→ Selected extract:
◇ ◇ ◇ ◇
Note: col_tile_idx only exists when SShift > BBits (multiple swizzle tiles per grid row of tiles). When SShift = BBits, the entire column index fits in col_in_tile and there’s only one tile per row.

The swizzle operation XORs the YYY bits (row portion) into the ZZZ bits (column portion):

Swizzled Address = Original Address with ZZZ replaced by (ZZZ XOR YYY)

Why this works: The YYY bits contain the lower BBits of the row index. By XORing them into the ZZZ bits (lower BBits of column), we effectively remap which physical column stores each logical column—and the remapping is different for each row.
◇ ◇ ◇ ◇
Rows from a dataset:
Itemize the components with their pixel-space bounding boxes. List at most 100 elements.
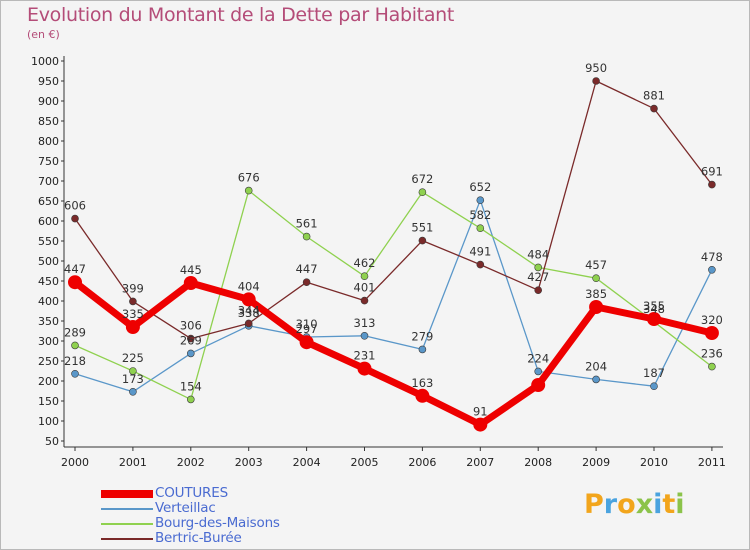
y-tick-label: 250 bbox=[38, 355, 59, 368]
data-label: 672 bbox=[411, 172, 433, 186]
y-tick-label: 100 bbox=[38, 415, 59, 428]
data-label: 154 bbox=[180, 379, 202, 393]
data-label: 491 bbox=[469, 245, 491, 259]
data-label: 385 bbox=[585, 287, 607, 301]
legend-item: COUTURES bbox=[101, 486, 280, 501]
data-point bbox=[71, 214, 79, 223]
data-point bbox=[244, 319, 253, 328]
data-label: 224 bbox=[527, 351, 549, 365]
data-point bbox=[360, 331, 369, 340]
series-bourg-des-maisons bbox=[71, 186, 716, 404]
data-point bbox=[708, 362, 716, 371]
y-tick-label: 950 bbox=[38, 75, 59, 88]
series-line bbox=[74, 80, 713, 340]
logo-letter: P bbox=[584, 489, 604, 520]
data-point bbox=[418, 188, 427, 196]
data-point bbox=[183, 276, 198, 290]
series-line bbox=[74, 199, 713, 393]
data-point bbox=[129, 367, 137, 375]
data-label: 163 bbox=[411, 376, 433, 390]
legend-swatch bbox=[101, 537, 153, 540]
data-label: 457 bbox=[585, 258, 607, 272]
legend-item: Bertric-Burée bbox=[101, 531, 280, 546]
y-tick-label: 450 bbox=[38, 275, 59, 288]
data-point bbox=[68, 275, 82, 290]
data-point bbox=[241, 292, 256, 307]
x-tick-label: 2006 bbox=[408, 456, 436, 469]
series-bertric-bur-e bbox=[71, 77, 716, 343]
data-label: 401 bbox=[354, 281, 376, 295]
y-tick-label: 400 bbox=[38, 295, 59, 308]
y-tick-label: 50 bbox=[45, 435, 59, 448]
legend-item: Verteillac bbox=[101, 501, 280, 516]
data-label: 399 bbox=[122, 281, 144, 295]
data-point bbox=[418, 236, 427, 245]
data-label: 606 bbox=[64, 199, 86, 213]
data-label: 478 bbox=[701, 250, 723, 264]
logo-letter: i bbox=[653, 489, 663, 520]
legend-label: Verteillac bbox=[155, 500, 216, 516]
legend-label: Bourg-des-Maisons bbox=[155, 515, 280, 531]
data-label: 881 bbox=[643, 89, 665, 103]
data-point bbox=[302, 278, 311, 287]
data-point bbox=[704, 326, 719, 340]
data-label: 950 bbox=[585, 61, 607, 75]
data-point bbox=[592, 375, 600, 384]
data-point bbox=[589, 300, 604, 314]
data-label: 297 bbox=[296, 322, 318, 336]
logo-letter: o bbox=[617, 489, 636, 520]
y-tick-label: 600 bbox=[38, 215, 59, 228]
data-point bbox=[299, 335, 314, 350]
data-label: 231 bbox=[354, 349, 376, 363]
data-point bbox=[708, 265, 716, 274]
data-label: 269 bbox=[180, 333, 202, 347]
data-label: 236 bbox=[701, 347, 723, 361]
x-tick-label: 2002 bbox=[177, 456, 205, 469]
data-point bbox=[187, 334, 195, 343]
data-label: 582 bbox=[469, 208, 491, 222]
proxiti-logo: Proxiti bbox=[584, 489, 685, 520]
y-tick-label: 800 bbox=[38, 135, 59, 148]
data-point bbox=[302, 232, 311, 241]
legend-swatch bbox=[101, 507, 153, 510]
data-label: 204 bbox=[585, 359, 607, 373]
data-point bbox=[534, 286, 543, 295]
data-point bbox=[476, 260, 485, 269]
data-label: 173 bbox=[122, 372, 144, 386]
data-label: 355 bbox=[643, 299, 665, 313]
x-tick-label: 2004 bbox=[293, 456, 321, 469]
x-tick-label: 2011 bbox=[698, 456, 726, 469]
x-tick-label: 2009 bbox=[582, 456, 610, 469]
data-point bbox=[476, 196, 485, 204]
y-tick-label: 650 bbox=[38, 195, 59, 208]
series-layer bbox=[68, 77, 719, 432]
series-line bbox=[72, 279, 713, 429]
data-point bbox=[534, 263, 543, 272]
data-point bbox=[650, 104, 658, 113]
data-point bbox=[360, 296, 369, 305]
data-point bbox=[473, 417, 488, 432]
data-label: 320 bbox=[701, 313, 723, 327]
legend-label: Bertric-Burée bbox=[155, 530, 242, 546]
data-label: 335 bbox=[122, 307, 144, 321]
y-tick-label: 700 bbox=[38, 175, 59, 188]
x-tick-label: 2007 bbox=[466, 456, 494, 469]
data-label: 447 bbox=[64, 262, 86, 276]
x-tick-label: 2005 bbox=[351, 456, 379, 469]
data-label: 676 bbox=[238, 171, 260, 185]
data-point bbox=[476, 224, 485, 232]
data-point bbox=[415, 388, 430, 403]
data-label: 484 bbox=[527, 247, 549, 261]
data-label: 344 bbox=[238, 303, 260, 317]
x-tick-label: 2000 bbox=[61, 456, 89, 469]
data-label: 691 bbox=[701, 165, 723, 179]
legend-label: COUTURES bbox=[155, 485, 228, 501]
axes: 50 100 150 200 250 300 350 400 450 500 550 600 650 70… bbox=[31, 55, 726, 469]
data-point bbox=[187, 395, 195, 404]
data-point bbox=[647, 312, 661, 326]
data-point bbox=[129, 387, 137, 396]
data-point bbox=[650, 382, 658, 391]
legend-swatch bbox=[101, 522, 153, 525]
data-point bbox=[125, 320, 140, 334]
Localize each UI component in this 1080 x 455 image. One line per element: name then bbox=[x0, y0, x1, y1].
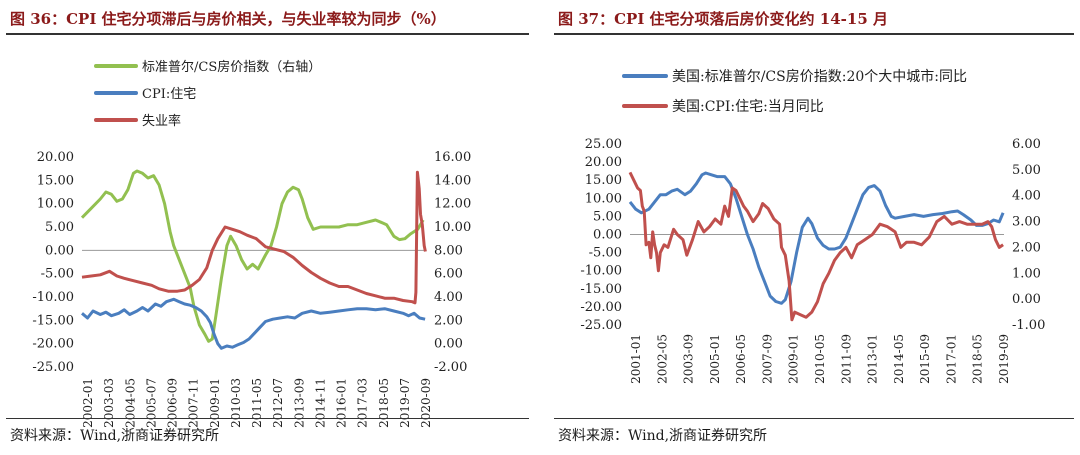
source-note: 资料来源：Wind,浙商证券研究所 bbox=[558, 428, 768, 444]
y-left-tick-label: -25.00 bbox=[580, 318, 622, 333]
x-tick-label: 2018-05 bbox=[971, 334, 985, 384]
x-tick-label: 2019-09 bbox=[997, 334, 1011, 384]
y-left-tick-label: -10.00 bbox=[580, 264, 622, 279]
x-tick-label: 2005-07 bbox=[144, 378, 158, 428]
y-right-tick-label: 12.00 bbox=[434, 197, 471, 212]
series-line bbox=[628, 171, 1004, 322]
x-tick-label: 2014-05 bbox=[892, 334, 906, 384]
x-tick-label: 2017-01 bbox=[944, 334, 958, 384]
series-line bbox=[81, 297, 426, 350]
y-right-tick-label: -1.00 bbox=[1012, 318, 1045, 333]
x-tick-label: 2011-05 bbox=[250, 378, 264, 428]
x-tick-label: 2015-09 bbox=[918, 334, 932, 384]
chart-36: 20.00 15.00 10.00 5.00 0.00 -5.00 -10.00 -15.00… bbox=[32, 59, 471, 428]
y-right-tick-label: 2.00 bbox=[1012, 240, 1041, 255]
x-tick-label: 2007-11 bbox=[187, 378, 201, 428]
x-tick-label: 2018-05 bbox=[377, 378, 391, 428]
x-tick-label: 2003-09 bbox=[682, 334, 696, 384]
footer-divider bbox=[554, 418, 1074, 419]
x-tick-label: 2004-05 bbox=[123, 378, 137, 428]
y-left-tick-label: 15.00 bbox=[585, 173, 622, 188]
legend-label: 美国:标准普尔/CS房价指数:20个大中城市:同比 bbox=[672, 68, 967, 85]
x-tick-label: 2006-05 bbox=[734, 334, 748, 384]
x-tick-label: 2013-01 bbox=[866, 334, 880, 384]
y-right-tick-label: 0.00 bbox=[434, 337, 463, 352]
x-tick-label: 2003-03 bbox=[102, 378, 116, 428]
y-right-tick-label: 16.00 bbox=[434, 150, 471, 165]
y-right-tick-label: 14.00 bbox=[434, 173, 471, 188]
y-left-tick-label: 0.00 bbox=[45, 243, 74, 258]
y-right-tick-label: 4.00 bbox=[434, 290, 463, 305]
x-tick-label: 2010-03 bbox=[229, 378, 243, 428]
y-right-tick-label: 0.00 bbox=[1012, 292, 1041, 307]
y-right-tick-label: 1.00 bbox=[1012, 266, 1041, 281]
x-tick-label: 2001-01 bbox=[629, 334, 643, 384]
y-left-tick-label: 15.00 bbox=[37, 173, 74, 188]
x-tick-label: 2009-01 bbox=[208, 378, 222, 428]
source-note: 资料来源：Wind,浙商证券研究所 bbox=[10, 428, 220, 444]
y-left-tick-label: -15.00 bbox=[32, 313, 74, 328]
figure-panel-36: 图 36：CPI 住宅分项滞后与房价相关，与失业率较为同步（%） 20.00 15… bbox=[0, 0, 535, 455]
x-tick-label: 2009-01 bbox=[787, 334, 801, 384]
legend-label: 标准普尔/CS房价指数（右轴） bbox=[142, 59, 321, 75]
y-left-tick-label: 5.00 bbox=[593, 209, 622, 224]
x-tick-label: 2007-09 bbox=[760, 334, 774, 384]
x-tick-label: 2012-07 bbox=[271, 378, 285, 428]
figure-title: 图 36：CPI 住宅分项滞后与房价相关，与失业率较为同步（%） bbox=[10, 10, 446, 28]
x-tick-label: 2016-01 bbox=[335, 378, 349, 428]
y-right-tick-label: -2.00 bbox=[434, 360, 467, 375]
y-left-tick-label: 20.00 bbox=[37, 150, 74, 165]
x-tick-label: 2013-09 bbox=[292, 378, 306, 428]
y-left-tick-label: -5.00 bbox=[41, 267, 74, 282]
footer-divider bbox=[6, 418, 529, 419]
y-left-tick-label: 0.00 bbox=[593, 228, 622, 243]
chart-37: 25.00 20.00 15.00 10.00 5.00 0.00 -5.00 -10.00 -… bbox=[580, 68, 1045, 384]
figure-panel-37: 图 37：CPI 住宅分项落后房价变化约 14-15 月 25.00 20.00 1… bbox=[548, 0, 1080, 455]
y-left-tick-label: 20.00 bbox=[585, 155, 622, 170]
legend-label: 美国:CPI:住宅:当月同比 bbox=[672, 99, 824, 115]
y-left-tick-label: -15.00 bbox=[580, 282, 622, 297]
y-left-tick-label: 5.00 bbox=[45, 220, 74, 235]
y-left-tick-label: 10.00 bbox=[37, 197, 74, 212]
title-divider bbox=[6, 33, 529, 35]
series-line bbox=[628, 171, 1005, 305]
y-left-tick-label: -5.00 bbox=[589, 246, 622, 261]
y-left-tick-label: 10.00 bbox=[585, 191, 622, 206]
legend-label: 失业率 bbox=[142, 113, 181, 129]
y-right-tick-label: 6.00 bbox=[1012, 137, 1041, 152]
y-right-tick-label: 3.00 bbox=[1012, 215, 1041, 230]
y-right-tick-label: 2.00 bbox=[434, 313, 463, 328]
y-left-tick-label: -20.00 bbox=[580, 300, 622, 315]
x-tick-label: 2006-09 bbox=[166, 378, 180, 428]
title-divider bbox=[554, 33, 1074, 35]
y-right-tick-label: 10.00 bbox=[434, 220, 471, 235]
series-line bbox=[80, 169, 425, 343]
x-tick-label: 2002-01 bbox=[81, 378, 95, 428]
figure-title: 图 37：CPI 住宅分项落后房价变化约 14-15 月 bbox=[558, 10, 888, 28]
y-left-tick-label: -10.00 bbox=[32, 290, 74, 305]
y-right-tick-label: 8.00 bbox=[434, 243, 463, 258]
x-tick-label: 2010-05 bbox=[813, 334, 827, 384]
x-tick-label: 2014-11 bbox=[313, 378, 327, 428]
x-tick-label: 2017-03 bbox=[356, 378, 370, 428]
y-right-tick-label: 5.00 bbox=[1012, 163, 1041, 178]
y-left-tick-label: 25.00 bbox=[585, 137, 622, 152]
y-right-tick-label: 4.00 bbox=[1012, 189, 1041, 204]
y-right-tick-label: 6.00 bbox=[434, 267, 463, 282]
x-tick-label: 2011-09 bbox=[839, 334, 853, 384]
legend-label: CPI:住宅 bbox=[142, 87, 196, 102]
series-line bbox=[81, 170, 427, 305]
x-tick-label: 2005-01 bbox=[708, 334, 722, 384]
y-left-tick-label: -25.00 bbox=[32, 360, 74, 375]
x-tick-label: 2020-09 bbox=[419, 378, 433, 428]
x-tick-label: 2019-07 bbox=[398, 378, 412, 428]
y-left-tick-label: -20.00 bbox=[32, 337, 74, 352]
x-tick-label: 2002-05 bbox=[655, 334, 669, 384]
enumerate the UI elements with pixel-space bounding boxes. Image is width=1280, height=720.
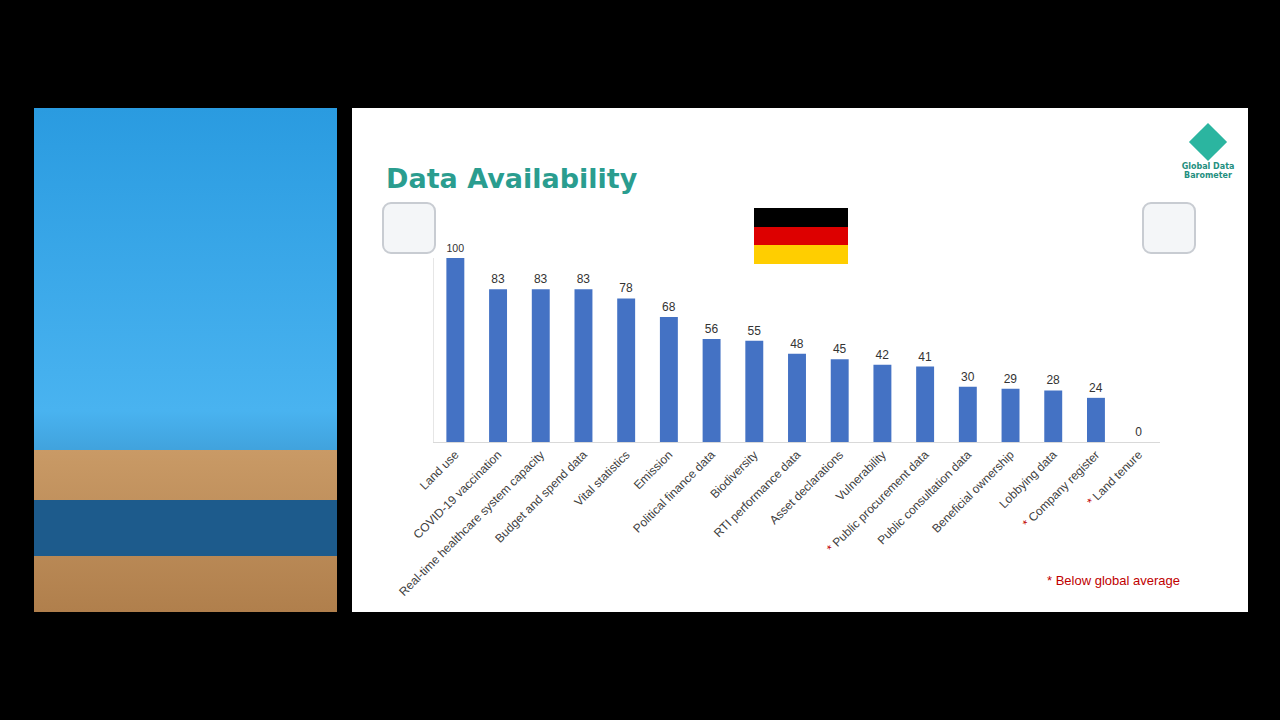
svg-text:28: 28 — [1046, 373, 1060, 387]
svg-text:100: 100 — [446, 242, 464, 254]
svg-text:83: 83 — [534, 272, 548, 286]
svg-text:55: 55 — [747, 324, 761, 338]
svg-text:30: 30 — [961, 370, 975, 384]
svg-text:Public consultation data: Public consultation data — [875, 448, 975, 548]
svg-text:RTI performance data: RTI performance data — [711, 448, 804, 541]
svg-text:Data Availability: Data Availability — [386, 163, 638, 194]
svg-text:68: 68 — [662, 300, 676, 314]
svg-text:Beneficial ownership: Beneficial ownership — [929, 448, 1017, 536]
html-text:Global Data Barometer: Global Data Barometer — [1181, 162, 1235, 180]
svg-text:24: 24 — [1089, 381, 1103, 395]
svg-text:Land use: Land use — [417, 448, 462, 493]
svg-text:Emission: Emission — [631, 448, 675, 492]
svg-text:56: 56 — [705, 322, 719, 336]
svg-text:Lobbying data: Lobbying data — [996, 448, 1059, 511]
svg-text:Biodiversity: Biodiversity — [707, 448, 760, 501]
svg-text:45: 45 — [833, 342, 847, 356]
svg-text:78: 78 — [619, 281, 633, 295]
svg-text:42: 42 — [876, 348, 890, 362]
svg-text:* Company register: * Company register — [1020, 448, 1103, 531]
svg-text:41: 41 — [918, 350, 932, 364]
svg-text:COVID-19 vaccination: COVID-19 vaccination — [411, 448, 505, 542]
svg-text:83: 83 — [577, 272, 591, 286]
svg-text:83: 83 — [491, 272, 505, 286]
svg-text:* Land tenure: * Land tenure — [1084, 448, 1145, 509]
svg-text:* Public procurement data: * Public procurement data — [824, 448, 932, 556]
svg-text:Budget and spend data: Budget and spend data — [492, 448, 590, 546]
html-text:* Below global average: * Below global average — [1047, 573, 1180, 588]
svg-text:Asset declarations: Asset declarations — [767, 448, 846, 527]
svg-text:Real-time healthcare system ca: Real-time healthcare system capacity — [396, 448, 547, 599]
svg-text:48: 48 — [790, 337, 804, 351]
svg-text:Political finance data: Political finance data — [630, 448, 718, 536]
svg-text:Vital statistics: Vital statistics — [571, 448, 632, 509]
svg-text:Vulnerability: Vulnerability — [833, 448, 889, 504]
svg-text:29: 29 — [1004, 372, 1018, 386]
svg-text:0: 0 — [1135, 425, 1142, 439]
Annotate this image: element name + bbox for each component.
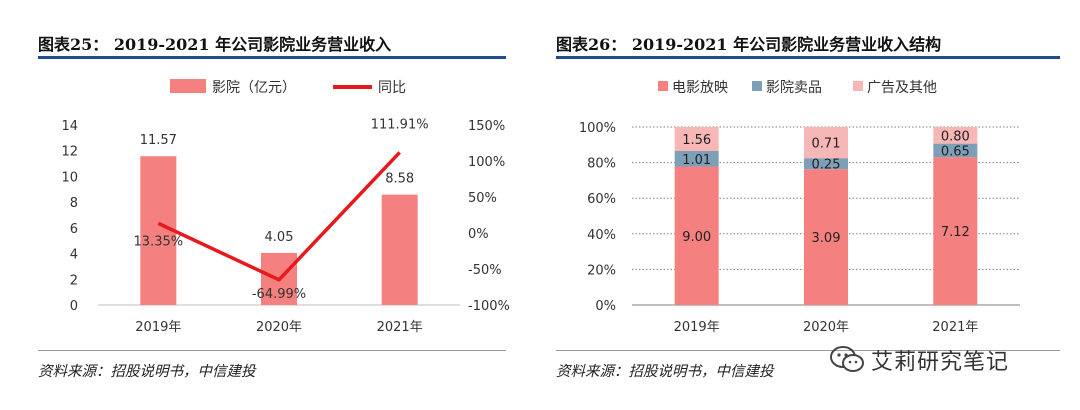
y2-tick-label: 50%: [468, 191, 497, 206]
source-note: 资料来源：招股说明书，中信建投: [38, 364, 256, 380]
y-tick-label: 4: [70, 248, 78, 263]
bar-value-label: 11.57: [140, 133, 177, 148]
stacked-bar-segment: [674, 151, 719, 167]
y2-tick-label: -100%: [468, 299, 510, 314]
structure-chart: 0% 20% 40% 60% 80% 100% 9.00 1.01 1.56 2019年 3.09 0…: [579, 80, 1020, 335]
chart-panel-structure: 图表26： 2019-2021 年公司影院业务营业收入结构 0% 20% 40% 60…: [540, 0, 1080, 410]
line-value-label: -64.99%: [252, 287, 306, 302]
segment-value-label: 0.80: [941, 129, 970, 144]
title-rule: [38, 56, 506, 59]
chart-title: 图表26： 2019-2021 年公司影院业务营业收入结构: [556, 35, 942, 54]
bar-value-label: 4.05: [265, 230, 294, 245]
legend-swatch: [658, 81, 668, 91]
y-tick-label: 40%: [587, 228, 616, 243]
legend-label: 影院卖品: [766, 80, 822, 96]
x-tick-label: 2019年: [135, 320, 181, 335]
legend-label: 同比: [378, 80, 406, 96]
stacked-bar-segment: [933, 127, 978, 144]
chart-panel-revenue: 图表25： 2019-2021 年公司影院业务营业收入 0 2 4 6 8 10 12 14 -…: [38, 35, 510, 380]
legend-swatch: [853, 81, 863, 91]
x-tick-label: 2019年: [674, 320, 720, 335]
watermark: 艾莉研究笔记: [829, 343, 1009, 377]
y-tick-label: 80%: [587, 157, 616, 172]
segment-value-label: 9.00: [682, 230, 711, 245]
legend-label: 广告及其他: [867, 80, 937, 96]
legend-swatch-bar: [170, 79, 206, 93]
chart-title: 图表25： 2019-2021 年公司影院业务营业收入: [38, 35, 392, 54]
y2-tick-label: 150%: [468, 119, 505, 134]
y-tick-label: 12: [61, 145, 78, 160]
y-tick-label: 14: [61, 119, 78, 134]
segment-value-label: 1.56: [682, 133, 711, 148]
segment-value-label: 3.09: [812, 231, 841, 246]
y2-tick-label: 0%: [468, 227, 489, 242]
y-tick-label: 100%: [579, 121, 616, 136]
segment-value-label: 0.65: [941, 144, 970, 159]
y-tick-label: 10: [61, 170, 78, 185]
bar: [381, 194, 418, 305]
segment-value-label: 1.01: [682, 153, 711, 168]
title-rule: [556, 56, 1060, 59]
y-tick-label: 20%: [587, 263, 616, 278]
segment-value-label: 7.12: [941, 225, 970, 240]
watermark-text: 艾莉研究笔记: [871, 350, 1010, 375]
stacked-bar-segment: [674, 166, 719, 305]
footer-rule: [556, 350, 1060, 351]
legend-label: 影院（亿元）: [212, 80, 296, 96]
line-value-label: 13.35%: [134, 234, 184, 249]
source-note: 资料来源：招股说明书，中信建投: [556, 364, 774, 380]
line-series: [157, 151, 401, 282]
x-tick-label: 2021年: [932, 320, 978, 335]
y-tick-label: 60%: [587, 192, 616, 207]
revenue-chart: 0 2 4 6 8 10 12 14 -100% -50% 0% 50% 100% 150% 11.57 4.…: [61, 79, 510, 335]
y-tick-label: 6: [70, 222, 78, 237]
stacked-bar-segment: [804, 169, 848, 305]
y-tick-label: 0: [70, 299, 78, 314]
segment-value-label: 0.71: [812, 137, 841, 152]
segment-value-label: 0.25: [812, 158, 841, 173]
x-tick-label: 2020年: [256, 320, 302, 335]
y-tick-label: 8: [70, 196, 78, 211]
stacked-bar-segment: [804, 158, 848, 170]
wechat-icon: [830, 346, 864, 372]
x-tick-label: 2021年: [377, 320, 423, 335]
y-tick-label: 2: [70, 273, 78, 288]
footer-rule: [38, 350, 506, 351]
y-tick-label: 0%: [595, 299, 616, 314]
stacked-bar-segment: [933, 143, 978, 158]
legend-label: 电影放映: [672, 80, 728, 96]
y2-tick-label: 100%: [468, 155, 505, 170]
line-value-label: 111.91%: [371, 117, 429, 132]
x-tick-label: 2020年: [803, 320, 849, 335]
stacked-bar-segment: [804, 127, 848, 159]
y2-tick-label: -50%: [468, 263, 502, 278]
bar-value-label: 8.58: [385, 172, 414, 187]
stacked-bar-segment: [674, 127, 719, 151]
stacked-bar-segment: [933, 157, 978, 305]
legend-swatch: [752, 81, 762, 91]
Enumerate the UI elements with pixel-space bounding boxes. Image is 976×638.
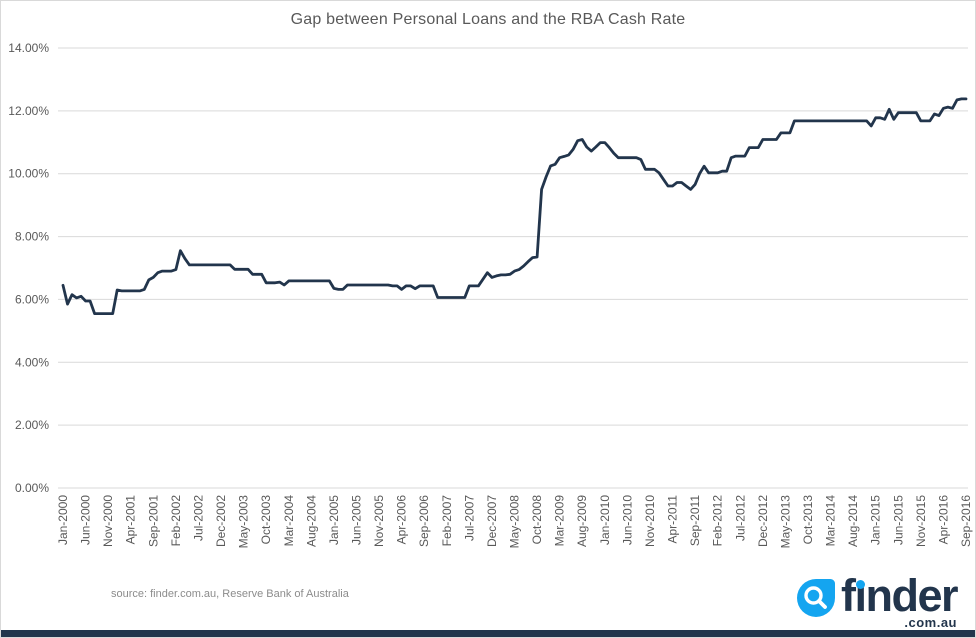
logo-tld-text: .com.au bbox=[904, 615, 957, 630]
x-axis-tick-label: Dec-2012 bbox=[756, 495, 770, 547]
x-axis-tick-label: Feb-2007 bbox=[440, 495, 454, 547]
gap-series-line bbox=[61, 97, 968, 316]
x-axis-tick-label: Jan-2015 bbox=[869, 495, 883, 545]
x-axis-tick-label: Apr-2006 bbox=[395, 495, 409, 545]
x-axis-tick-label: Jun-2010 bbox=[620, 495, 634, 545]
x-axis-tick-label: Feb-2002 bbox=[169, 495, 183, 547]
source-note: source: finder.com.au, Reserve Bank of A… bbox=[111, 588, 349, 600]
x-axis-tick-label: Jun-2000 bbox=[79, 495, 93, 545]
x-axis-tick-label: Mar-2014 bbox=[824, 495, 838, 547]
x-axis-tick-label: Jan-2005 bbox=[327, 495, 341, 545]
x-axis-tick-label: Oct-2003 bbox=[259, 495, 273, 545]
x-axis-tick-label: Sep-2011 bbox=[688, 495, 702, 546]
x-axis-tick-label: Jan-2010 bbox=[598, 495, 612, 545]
◇ ◇ ◇ ◇
→ Exercise details:
Put this sentence from the swizzle explanation into Spanish: "When SShift = BBits, the entire column index fits in col_in_tile and there’s only one tile per row."

→ Result of this exercise:
Cuando SShift = BBits, todo el índice de columna cabe en col_in_tile y solo hay un mosaico por fila.